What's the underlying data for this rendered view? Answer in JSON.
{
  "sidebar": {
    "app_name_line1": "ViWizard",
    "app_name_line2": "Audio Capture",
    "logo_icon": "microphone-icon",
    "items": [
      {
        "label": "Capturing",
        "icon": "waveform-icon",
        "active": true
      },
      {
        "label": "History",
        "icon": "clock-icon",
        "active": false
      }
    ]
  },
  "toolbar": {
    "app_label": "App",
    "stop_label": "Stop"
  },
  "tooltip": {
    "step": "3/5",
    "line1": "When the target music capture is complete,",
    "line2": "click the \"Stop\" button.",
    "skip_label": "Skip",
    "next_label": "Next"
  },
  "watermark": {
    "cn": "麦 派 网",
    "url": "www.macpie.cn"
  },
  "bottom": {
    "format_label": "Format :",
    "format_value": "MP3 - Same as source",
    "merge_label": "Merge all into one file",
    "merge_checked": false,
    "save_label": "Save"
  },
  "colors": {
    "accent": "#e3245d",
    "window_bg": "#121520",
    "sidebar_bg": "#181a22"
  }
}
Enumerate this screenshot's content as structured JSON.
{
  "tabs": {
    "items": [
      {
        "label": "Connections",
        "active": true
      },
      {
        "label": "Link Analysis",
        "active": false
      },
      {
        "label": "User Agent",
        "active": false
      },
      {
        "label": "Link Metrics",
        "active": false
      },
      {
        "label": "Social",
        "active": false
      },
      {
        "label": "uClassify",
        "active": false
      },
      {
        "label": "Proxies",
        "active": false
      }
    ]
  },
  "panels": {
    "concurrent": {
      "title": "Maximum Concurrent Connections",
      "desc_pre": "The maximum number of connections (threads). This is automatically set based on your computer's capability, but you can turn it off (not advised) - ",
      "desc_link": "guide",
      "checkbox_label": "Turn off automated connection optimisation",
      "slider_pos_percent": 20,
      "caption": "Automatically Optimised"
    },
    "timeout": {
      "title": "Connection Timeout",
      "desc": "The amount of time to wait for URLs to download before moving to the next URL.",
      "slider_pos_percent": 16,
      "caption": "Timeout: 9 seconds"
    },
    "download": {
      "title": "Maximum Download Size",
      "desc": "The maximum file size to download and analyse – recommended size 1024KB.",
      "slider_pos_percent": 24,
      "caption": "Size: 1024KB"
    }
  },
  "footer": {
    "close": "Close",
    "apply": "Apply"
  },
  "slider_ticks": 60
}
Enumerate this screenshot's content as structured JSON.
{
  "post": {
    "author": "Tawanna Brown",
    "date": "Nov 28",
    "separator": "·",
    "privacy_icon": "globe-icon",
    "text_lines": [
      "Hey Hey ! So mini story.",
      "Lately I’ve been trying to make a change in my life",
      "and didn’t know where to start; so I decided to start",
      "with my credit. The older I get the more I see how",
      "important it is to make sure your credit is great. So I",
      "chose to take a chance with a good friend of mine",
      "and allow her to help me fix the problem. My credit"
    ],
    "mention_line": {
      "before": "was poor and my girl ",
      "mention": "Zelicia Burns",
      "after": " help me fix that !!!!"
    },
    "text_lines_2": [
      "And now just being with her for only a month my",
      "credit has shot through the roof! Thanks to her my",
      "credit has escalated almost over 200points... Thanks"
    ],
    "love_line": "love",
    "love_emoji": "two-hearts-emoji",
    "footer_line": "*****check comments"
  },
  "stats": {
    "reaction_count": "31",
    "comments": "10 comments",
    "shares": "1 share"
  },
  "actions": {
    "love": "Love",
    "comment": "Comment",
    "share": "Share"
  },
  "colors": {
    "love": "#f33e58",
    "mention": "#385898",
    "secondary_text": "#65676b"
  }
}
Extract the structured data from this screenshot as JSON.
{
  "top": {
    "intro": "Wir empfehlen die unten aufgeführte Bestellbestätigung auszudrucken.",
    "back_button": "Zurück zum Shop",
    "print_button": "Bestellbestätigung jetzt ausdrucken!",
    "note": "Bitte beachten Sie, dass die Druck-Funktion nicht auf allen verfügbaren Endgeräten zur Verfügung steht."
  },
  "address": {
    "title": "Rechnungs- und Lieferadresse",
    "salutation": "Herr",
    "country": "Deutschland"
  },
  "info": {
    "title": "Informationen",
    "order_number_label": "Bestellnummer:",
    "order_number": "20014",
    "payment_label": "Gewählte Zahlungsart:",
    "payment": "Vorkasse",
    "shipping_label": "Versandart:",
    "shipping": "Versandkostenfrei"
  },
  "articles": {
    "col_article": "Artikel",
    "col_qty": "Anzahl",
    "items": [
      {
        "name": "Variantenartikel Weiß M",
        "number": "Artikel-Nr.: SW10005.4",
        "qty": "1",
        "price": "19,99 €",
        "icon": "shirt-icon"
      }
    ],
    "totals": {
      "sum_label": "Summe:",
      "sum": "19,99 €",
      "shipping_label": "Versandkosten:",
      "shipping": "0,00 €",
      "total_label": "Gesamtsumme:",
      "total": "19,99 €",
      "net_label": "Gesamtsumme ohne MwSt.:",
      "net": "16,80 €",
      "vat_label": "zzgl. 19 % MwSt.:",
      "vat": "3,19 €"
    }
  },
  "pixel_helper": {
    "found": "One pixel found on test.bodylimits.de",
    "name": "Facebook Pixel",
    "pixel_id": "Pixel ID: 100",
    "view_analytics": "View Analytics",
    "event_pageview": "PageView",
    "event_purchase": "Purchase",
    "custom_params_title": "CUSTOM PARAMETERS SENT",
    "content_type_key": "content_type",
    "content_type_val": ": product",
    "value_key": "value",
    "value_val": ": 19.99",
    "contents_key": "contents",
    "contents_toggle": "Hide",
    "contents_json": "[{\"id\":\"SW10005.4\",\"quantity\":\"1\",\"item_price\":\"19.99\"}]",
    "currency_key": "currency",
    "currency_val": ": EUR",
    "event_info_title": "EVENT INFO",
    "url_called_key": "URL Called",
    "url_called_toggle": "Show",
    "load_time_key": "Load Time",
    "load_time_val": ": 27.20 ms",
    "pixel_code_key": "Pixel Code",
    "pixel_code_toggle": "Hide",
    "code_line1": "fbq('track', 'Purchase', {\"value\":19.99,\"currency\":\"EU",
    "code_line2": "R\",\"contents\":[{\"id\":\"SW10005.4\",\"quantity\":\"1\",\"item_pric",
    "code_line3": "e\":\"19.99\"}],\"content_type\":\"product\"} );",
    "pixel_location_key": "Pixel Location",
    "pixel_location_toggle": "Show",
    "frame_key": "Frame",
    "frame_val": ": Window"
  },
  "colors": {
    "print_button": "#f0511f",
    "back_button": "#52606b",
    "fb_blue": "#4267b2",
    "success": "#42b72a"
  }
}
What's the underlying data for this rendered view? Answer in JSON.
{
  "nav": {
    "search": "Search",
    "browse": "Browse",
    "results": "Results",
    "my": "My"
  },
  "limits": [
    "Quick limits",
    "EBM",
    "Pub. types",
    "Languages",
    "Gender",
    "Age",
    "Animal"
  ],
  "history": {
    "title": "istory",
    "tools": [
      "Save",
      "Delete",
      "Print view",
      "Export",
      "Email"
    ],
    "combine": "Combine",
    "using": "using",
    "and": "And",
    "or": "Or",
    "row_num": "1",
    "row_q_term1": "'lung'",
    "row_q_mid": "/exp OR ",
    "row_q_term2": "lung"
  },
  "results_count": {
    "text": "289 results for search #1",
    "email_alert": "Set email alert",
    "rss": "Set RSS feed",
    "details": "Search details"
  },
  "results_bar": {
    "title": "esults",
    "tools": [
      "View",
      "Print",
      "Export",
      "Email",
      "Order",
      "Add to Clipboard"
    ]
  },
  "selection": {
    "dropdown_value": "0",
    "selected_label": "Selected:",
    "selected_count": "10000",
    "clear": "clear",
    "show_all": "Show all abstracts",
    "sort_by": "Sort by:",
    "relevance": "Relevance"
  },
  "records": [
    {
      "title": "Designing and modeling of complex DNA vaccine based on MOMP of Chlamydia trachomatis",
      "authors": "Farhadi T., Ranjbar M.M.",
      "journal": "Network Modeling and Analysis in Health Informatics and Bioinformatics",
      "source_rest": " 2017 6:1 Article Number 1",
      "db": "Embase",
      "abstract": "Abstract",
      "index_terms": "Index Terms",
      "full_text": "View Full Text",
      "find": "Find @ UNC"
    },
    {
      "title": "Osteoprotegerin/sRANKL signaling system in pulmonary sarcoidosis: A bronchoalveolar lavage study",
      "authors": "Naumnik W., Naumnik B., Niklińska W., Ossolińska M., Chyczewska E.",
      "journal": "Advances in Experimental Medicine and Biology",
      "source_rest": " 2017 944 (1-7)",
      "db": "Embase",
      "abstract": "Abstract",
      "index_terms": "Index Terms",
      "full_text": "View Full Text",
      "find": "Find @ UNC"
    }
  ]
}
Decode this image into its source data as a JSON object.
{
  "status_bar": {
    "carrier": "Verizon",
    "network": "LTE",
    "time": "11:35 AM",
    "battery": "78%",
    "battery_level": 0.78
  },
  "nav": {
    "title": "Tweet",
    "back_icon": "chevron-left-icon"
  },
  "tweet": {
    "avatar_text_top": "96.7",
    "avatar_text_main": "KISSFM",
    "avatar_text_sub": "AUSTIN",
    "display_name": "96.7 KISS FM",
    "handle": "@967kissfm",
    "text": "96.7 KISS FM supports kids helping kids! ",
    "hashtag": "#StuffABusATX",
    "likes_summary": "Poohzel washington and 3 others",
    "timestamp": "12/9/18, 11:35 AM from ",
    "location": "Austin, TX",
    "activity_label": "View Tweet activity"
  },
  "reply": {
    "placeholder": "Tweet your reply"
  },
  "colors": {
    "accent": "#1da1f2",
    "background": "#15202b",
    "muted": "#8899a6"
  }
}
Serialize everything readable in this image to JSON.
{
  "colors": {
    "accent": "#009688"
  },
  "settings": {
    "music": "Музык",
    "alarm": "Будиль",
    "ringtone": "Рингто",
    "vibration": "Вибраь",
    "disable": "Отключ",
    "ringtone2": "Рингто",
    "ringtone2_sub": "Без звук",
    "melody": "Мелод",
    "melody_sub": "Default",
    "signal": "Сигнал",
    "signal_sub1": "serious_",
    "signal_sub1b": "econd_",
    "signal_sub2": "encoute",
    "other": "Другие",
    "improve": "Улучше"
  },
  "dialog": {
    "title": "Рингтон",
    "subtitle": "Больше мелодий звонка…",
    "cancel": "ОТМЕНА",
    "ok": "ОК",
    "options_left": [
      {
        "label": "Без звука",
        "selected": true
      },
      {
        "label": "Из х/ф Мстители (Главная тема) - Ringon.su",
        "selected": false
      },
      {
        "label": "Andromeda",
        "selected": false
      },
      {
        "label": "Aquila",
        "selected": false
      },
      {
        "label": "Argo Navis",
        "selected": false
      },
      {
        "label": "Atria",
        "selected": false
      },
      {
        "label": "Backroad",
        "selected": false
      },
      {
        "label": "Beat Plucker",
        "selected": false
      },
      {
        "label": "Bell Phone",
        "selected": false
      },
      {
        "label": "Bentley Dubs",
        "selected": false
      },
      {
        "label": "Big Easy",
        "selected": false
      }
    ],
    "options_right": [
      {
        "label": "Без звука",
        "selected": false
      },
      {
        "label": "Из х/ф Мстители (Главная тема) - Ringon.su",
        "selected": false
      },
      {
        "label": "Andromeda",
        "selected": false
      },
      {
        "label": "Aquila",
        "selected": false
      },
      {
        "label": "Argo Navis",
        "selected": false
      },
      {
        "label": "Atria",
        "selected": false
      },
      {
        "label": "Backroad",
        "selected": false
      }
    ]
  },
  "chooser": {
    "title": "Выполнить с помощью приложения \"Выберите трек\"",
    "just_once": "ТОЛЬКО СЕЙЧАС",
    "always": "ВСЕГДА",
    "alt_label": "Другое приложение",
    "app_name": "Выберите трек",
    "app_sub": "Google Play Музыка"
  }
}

• [Required task]
Which lines above contain the word "caption"? Copy each of them.

• [Output of the exercise]
      "caption": "Automatically Optimised"
      "caption": "Timeout: 9 seconds"
      "caption": "Size: 1024KB"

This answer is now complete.